>> begin

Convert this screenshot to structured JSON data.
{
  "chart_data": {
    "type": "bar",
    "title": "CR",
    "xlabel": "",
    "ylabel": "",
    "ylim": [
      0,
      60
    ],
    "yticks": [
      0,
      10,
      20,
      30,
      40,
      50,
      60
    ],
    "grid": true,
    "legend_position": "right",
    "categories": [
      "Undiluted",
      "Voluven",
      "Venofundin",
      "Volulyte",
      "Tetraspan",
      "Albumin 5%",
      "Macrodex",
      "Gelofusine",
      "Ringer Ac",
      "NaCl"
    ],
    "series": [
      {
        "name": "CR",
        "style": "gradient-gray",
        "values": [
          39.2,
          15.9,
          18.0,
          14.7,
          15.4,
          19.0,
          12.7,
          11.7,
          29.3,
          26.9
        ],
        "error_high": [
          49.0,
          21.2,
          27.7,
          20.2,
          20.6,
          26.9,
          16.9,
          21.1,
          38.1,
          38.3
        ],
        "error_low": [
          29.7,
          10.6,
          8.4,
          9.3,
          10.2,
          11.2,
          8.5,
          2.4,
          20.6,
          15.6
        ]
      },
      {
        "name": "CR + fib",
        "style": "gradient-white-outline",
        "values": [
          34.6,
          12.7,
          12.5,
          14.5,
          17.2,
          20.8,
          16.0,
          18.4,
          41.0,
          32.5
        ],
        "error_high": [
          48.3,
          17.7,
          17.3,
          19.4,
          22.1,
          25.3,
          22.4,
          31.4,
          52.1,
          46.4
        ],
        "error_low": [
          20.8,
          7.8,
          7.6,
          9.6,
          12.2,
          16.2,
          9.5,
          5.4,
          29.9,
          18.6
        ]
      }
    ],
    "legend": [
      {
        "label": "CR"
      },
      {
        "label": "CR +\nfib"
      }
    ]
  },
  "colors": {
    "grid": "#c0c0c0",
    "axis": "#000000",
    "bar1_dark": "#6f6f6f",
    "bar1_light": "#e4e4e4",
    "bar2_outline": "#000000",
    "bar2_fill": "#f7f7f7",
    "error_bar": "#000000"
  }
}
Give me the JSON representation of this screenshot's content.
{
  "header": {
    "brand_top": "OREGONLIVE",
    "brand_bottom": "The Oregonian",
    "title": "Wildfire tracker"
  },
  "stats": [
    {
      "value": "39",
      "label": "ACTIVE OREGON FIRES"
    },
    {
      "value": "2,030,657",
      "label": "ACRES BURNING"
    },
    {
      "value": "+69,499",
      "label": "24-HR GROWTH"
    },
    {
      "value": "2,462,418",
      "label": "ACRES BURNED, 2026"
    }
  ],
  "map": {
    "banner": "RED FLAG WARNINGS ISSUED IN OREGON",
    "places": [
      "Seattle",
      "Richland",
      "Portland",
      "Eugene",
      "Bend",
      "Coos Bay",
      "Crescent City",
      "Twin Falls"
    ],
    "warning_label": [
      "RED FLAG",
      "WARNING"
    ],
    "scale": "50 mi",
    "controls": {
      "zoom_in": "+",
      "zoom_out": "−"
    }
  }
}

>> end

Transcribe the entire listing above precisely.

Convert this screenshot to structured JSON data.
{
  "chart_data": {
    "type": "bar",
    "title": "CR",
    "xlabel": "",
    "ylabel": "",
    "ylim": [
      0,
      60
    ],
    "yticks": [
      0,
      10,
      20,
      30,
      40,
      50,
      60
    ],
    "grid": true,
    "legend_position": "right",
    "categories": [
      "Undiluted",
      "Voluven",
      "Venofundin",
      "Volulyte",
      "Tetraspan",
      "Albumin 5%",
      "Macrodex",
      "Gelofusine",
      "Ringer Ac",
      "NaCl"
    ],
    "series": [
      {
        "name": "CR",
        "style": "gradient-gray",
        "values": [
          39.2,
          15.9,
          18.0,
          14.7,
          15.4,
          19.0,
          12.7,
          11.7,
          29.3,
          26.9
        ],
        "error_high": [
          49.0,
          21.2,
          27.7,
          20.2,
          20.6,
          26.9,
          16.9,
          21.1,
          38.1,
          38.3
        ],
        "error_low": [
          29.7,
          10.6,
          8.4,
          9.3,
          10.2,
          11.2,
          8.5,
          2.4,
          20.6,
          15.6
        ]
      },
      {
        "name": "CR + fib",
        "style": "gradient-white-outline",
        "values": [
          34.6,
          12.7,
          12.5,
          14.5,
          17.2,
          20.8,
          16.0,
          18.4,
          41.0,
          32.5
        ],
        "error_high": [
          48.3,
          17.7,
          17.3,
          19.4,
          22.1,
          25.3,
          22.4,
          31.4,
          52.1,
          46.4
        ],
        "error_low": [
          20.8,
          7.8,
          7.6,
          9.6,
          12.2,
          16.2,
          9.5,
          5.4,
          29.9,
          18.6
        ]
      }
    ],
    "legend": [
      {
        "label": "CR"
      },
      {
        "label": "CR +\nfib"
      }
    ]
  },
  "colors": {
    "grid": "#c0c0c0",
    "axis": "#000000",
    "bar1_dark": "#6f6f6f",
    "bar1_light": "#e4e4e4",
    "bar2_outline": "#000000",
    "bar2_fill": "#f7f7f7",
    "error_bar": "#000000"
  }
}
Give me the JSON representation of this screenshot's content.
{
  "header": {
    "brand_top": "OREGONLIVE",
    "brand_bottom": "The Oregonian",
    "title": "Wildfire tracker"
  },
  "stats": [
    {
      "value": "39",
      "label": "ACTIVE OREGON FIRES"
    },
    {
      "value": "2,030,657",
      "label": "ACRES BURNING"
    },
    {
      "value": "+69,499",
      "label": "24-HR GROWTH"
    },
    {
      "value": "2,462,418",
      "label": "ACRES BURNED, 2026"
    }
  ],
  "map": {
    "banner": "RED FLAG WARNINGS ISSUED IN OREGON",
    "places": [
      "Seattle",
      "Richland",
      "Portland",
      "Eugene",
      "Bend",
      "Coos Bay",
      "Crescent City",
      "Twin Falls"
    ],
    "warning_label": [
      "RED FLAG",
      "WARNING"
    ],
    "scale": "50 mi",
    "controls": {
      "zoom_in": "+",
      "zoom_out": "−"
    }
  }
}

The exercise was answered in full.